[PAGE TEXT]:
The degree of externalization is plotted as a function of signal direction. The data from the signal fixed condition is plotted as open circles with dashed lines and the data from the signal moving condition is plotted as filled circles with solid lines. Note that the data points at +180° and -180° are duplicates of one another. Signals that move with the head are less likely to be externalized than those that remain fixed with respect to a particular loudspeaker.

https://doi.org/10.1371/journal.pone.0083068.g004

Summary Statistics.

[INFORMATION PROVIDED]:
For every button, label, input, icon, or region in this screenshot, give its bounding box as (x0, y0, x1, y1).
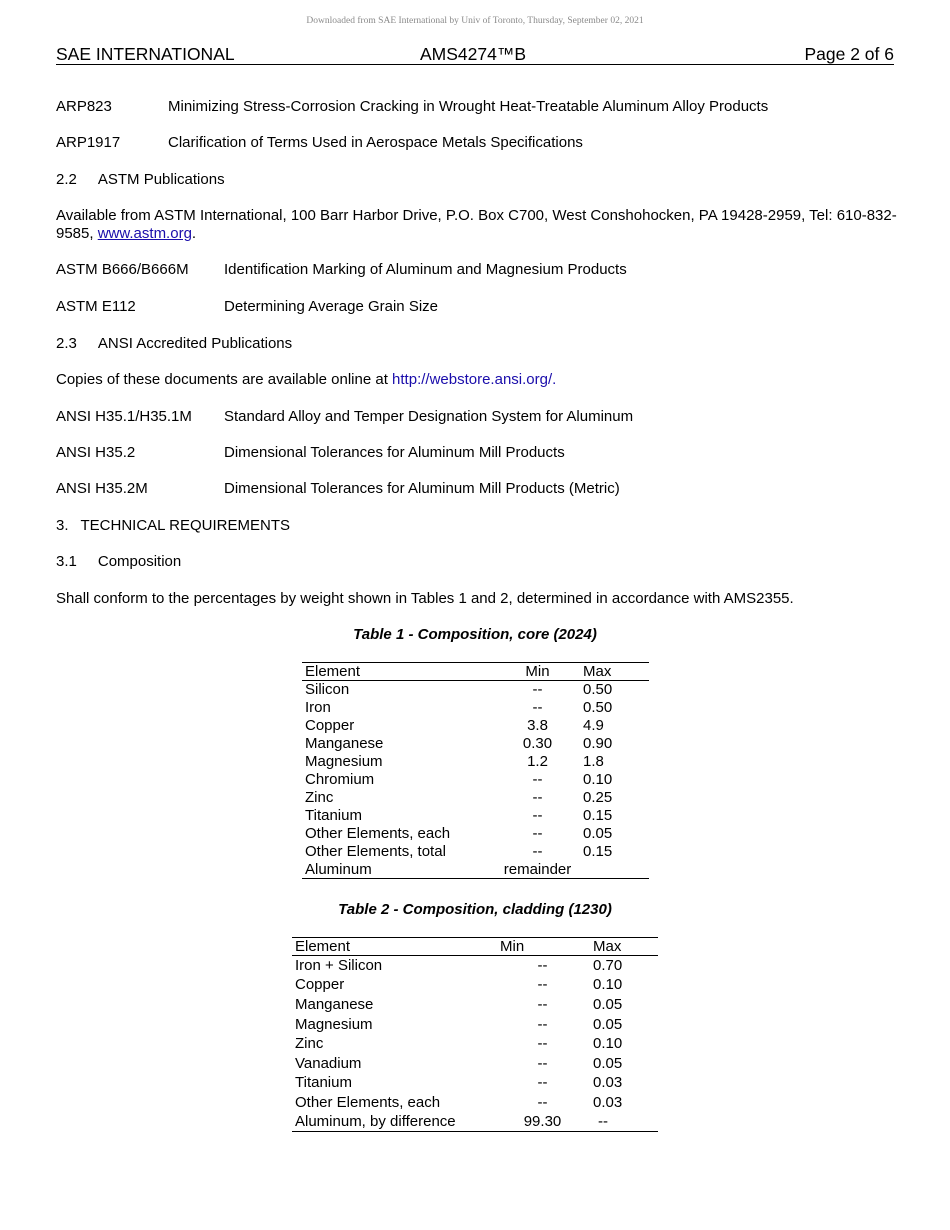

[REQUIRED ACTIONS]:
• a. List every marker or line style that the figure caption names for the plotted data.
• b. Rewrite the figure caption's paragraph beginning "The degree of externalization is plotted" as a short bulleted list that keeps its main facts.
• c. Using the figure caption, decide whether each statement agrees with it. Answer yes or no, and quote the words that decide it.
(i) The signal moving condition is drawn with filled circles and solid lines.
(ii) The points at +180° and -180° are separate measurements.
(iii) Signals that move with the head are more likely to be externalized.
The material above is separate from the figure caption and is not needed here.

[EXERCISE ANSWERS]:
• a.
- open circles
- dashed lines
- filled circles
- solid lines

• b.
- Externalization is plotted against signal direction.
- Signal fixed condition: open circles with dashed lines.
- Signal moving condition: filled circles with solid lines.
- The points at +180° and -180° are duplicates.
- Signals that move with the head are externalized less often than signals fixed to a loudspeaker.

• c.
(i) Yes: "the data from the signal moving condition is plotted as filled circles with solid lines"
(ii) No: "the data points at +180° and -180° are duplicates of one another"
(iii) No: "Signals that move with the head are less likely to be externalized than those that remain fixed with respect to a particular loudspeaker"